## INSTRUCTIONS TO FOLLOW
Repeat the listing in full. Nothing may be added or left out.

Collected data entries
** START **

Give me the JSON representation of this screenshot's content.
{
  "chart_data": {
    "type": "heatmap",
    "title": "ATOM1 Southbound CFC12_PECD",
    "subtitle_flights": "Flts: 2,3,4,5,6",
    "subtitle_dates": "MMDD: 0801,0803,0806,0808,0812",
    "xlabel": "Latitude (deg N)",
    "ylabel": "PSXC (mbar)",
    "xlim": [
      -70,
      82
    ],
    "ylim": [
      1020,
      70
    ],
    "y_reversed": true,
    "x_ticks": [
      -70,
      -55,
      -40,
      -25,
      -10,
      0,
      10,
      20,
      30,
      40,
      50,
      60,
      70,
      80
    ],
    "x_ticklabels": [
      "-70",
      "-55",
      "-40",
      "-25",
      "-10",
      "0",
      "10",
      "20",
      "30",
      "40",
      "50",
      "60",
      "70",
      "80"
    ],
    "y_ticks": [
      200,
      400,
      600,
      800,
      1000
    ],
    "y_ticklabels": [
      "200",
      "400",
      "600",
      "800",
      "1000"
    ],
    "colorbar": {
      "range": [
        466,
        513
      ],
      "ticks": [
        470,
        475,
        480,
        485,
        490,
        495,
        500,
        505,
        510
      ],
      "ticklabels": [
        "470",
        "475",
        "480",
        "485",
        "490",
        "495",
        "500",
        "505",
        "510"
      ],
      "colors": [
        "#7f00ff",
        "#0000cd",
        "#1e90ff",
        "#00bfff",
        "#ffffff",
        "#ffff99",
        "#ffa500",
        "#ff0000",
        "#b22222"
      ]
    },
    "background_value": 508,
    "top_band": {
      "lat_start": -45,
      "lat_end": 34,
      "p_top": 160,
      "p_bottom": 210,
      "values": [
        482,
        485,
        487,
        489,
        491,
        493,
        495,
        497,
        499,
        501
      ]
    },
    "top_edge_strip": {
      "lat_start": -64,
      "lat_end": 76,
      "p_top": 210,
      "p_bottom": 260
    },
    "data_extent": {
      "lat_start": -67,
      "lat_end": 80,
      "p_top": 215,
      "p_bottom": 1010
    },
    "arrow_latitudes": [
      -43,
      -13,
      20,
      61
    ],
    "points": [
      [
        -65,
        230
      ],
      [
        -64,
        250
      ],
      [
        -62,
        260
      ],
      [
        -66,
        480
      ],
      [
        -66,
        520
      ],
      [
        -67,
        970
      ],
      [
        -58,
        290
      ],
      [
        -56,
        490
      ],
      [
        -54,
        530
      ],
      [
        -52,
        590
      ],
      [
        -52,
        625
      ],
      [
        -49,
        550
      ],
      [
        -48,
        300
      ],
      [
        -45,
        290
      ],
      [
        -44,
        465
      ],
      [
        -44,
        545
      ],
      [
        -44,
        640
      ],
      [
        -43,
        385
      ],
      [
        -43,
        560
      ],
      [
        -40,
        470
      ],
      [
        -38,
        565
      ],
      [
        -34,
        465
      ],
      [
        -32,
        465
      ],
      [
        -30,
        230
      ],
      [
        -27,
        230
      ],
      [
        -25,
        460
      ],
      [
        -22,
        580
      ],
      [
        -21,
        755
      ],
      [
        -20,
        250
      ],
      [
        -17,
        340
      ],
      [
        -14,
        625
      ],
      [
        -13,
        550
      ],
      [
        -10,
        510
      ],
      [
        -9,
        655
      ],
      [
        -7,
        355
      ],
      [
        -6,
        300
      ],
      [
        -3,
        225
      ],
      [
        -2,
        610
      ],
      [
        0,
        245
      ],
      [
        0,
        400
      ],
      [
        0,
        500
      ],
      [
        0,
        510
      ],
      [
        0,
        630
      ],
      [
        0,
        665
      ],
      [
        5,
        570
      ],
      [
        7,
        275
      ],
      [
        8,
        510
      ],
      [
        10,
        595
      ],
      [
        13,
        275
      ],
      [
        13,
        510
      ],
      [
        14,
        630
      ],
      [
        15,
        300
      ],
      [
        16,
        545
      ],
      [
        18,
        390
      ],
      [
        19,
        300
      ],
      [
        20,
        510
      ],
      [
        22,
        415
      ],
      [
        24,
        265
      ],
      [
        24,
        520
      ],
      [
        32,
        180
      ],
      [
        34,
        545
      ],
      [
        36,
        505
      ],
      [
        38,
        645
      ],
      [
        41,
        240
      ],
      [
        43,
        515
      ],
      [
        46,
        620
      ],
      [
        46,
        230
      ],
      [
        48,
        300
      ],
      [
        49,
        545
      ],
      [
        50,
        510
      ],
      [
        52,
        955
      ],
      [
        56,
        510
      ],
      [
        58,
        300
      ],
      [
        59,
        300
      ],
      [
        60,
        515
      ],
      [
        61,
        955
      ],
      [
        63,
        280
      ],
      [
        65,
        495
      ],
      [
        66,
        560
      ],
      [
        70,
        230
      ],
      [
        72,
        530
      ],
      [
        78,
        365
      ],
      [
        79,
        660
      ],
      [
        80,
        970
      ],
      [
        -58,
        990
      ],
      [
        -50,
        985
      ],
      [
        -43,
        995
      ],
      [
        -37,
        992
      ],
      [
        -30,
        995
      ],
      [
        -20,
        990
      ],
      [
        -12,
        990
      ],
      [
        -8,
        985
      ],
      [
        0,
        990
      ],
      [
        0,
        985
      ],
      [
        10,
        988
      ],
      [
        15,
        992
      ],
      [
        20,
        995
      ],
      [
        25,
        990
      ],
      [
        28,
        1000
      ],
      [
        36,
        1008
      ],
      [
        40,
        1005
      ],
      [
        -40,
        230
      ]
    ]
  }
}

** END **

## SOLUTION
Give me the JSON representation of this screenshot's content.
{
  "chart_data": {
    "type": "heatmap",
    "title": "ATOM1 Southbound CFC12_PECD",
    "subtitle_flights": "Flts: 2,3,4,5,6",
    "subtitle_dates": "MMDD: 0801,0803,0806,0808,0812",
    "xlabel": "Latitude (deg N)",
    "ylabel": "PSXC (mbar)",
    "xlim": [
      -70,
      82
    ],
    "ylim": [
      1020,
      70
    ],
    "y_reversed": true,
    "x_ticks": [
      -70,
      -55,
      -40,
      -25,
      -10,
      0,
      10,
      20,
      30,
      40,
      50,
      60,
      70,
      80
    ],
    "x_ticklabels": [
      "-70",
      "-55",
      "-40",
      "-25",
      "-10",
      "0",
      "10",
      "20",
      "30",
      "40",
      "50",
      "60",
      "70",
      "80"
    ],
    "y_ticks": [
      200,
      400,
      600,
      800,
      1000
    ],
    "y_ticklabels": [
      "200",
      "400",
      "600",
      "800",
      "1000"
    ],
    "colorbar": {
      "range": [
        466,
        513
      ],
      "ticks": [
        470,
        475,
        480,
        485,
        490,
        495,
        500,
        505,
        510
      ],
      "ticklabels": [
        "470",
        "475",
        "480",
        "485",
        "490",
        "495",
        "500",
        "505",
        "510"
      ],
      "colors": [
        "#7f00ff",
        "#0000cd",
        "#1e90ff",
        "#00bfff",
        "#ffffff",
        "#ffff99",
        "#ffa500",
        "#ff0000",
        "#b22222"
      ]
    },
    "background_value": 508,
    "top_band": {
      "lat_start": -45,
      "lat_end": 34,
      "p_top": 160,
      "p_bottom": 210,
      "values": [
        482,
        485,
        487,
        489,
        491,
        493,
        495,
        497,
        499,
        501
      ]
    },
    "top_edge_strip": {
      "lat_start": -64,
      "lat_end": 76,
      "p_top": 210,
      "p_bottom": 260
    },
    "data_extent": {
      "lat_start": -67,
      "lat_end": 80,
      "p_top": 215,
      "p_bottom": 1010
    },
    "arrow_latitudes": [
      -43,
      -13,
      20,
      61
    ],
    "points": [
      [
        -65,
        230
      ],
      [
        -64,
        250
      ],
      [
        -62,
        260
      ],
      [
        -66,
        480
      ],
      [
        -66,
        520
      ],
      [
        -67,
        970
      ],
      [
        -58,
        290
      ],
      [
        -56,
        490
      ],
      [
        -54,
        530
      ],
      [
        -52,
        590
      ],
      [
        -52,
        625
      ],
      [
        -49,
        550
      ],
      [
        -48,
        300
      ],
      [
        -45,
        290
      ],
      [
        -44,
        465
      ],
      [
        -44,
        545
      ],
      [
        -44,
        640
      ],
      [
        -43,
        385
      ],
      [
        -43,
        560
      ],
      [
        -40,
        470
      ],
      [
        -38,
        565
      ],
      [
        -34,
        465
      ],
      [
        -32,
        465
      ],
      [
        -30,
        230
      ],
      [
        -27,
        230
      ],
      [
        -25,
        460
      ],
      [
        -22,
        580
      ],
      [
        -21,
        755
      ],
      [
        -20,
        250
      ],
      [
        -17,
        340
      ],
      [
        -14,
        625
      ],
      [
        -13,
        550
      ],
      [
        -10,
        510
      ],
      [
        -9,
        655
      ],
      [
        -7,
        355
      ],
      [
        -6,
        300
      ],
      [
        -3,
        225
      ],
      [
        -2,
        610
      ],
      [
        0,
        245
      ],
      [
        0,
        400
      ],
      [
        0,
        500
      ],
      [
        0,
        510
      ],
      [
        0,
        630
      ],
      [
        0,
        665
      ],
      [
        5,
        570
      ],
      [
        7,
        275
      ],
      [
        8,
        510
      ],
      [
        10,
        595
      ],
      [
        13,
        275
      ],
      [
        13,
        510
      ],
      [
        14,
        630
      ],
      [
        15,
        300
      ],
      [
        16,
        545
      ],
      [
        18,
        390
      ],
      [
        19,
        300
      ],
      [
        20,
        510
      ],
      [
        22,
        415
      ],
      [
        24,
        265
      ],
      [
        24,
        520
      ],
      [
        32,
        180
      ],
      [
        34,
        545
      ],
      [
        36,
        505
      ],
      [
        38,
        645
      ],
      [
        41,
        240
      ],
      [
        43,
        515
      ],
      [
        46,
        620
      ],
      [
        46,
        230
      ],
      [
        48,
        300
      ],
      [
        49,
        545
      ],
      [
        50,
        510
      ],
      [
        52,
        955
      ],
      [
        56,
        510
      ],
      [
        58,
        300
      ],
      [
        59,
        300
      ],
      [
        60,
        515
      ],
      [
        61,
        955
      ],
      [
        63,
        280
      ],
      [
        65,
        495
      ],
      [
        66,
        560
      ],
      [
        70,
        230
      ],
      [
        72,
        530
      ],
      [
        78,
        365
      ],
      [
        79,
        660
      ],
      [
        80,
        970
      ],
      [
        -58,
        990
      ],
      [
        -50,
        985
      ],
      [
        -43,
        995
      ],
      [
        -37,
        992
      ],
      [
        -30,
        995
      ],
      [
        -20,
        990
      ],
      [
        -12,
        990
      ],
      [
        -8,
        985
      ],
      [
        0,
        990
      ],
      [
        0,
        985
      ],
      [
        10,
        988
      ],
      [
        15,
        992
      ],
      [
        20,
        995
      ],
      [
        25,
        990
      ],
      [
        28,
        1000
      ],
      [
        36,
        1008
      ],
      [
        40,
        1005
      ],
      [
        -40,
        230
      ]
    ]
  }
}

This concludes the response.